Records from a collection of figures
= = =

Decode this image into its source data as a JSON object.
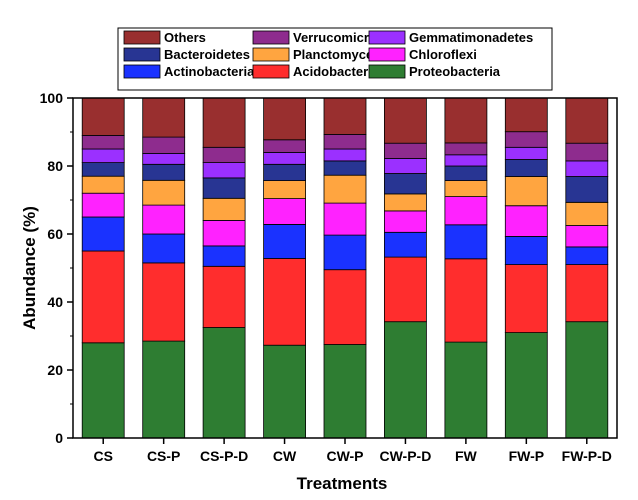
{
  "chart_data": {
    "type": "bar",
    "stacked": true,
    "xlabel": "Treatments",
    "ylabel": "Abundance (%)",
    "ylim": [
      0,
      100
    ],
    "yticks": [
      0,
      20,
      40,
      60,
      80,
      100
    ],
    "grid": false,
    "legend_position": "top",
    "categories": [
      "CS",
      "CS-P",
      "CS-P-D",
      "CW",
      "CW-P",
      "CW-P-D",
      "FW",
      "FW-P",
      "FW-P-D"
    ],
    "series": [
      {
        "name": "Proteobacteria",
        "color": "#2e7d32",
        "values": [
          28.0,
          28.5,
          32.5,
          27.3,
          27.5,
          34.2,
          28.2,
          31.0,
          34.2
        ]
      },
      {
        "name": "Acidobacteria",
        "color": "#ff2d2d",
        "values": [
          27.0,
          23.0,
          18.0,
          25.5,
          22.0,
          19.0,
          24.5,
          20.0,
          16.8
        ]
      },
      {
        "name": "Actinobacteria",
        "color": "#1a32ff",
        "values": [
          10.0,
          8.5,
          6.0,
          10.0,
          10.2,
          7.3,
          10.0,
          8.3,
          5.2
        ]
      },
      {
        "name": "Chloroflexi",
        "color": "#ff22ff",
        "values": [
          7.0,
          8.5,
          7.5,
          7.6,
          9.4,
          6.3,
          8.3,
          9.0,
          6.3
        ]
      },
      {
        "name": "Planctomycetes",
        "color": "#ffa540",
        "values": [
          5.0,
          7.3,
          6.5,
          5.3,
          8.2,
          5.0,
          4.7,
          8.6,
          6.8
        ]
      },
      {
        "name": "Bacteroidetes",
        "color": "#283593",
        "values": [
          4.0,
          4.7,
          6.0,
          4.8,
          4.2,
          6.0,
          4.3,
          5.0,
          7.6
        ]
      },
      {
        "name": "Gemmatimonadetes",
        "color": "#9b30ff",
        "values": [
          4.0,
          3.2,
          4.5,
          3.5,
          3.5,
          4.4,
          3.3,
          3.6,
          4.6
        ]
      },
      {
        "name": "Verrucomicrobia",
        "color": "#8e2c8e",
        "values": [
          4.0,
          4.8,
          4.5,
          3.7,
          4.3,
          4.5,
          3.5,
          4.6,
          5.2
        ]
      },
      {
        "name": "Others",
        "color": "#992f2f",
        "values": [
          11.0,
          11.5,
          14.5,
          12.3,
          10.7,
          13.3,
          13.2,
          9.9,
          13.3
        ]
      }
    ],
    "legend_rows": [
      [
        "Others",
        "Verrucomicrobia",
        "Gemmatimonadetes"
      ],
      [
        "Bacteroidetes",
        "Planctomycetes",
        "Chloroflexi"
      ],
      [
        "Actinobacteria",
        "Acidobacteria",
        "Proteobacteria"
      ]
    ]
  }
}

= = =

▶ What the task asks: Return the lines of the data above in full and exactly, with no pictures.

▶ The completed task:
Decode this image into its source data as a JSON object.
{
  "chart_data": {
    "type": "bar",
    "stacked": true,
    "xlabel": "Treatments",
    "ylabel": "Abundance (%)",
    "ylim": [
      0,
      100
    ],
    "yticks": [
      0,
      20,
      40,
      60,
      80,
      100
    ],
    "grid": false,
    "legend_position": "top",
    "categories": [
      "CS",
      "CS-P",
      "CS-P-D",
      "CW",
      "CW-P",
      "CW-P-D",
      "FW",
      "FW-P",
      "FW-P-D"
    ],
    "series": [
      {
        "name": "Proteobacteria",
        "color": "#2e7d32",
        "values": [
          28.0,
          28.5,
          32.5,
          27.3,
          27.5,
          34.2,
          28.2,
          31.0,
          34.2
        ]
      },
      {
        "name": "Acidobacteria",
        "color": "#ff2d2d",
        "values": [
          27.0,
          23.0,
          18.0,
          25.5,
          22.0,
          19.0,
          24.5,
          20.0,
          16.8
        ]
      },
      {
        "name": "Actinobacteria",
        "color": "#1a32ff",
        "values": [
          10.0,
          8.5,
          6.0,
          10.0,
          10.2,
          7.3,
          10.0,
          8.3,
          5.2
        ]
      },
      {
        "name": "Chloroflexi",
        "color": "#ff22ff",
        "values": [
          7.0,
          8.5,
          7.5,
          7.6,
          9.4,
          6.3,
          8.3,
          9.0,
          6.3
        ]
      },
      {
        "name": "Planctomycetes",
        "color": "#ffa540",
        "values": [
          5.0,
          7.3,
          6.5,
          5.3,
          8.2,
          5.0,
          4.7,
          8.6,
          6.8
        ]
      },
      {
        "name": "Bacteroidetes",
        "color": "#283593",
        "values": [
          4.0,
          4.7,
          6.0,
          4.8,
          4.2,
          6.0,
          4.3,
          5.0,
          7.6
        ]
      },
      {
        "name": "Gemmatimonadetes",
        "color": "#9b30ff",
        "values": [
          4.0,
          3.2,
          4.5,
          3.5,
          3.5,
          4.4,
          3.3,
          3.6,
          4.6
        ]
      },
      {
        "name": "Verrucomicrobia",
        "color": "#8e2c8e",
        "values": [
          4.0,
          4.8,
          4.5,
          3.7,
          4.3,
          4.5,
          3.5,
          4.6,
          5.2
        ]
      },
      {
        "name": "Others",
        "color": "#992f2f",
        "values": [
          11.0,
          11.5,
          14.5,
          12.3,
          10.7,
          13.3,
          13.2,
          9.9,
          13.3
        ]
      }
    ],
    "legend_rows": [
      [
        "Others",
        "Verrucomicrobia",
        "Gemmatimonadetes"
      ],
      [
        "Bacteroidetes",
        "Planctomycetes",
        "Chloroflexi"
      ],
      [
        "Actinobacteria",
        "Acidobacteria",
        "Proteobacteria"
      ]
    ]
  }
}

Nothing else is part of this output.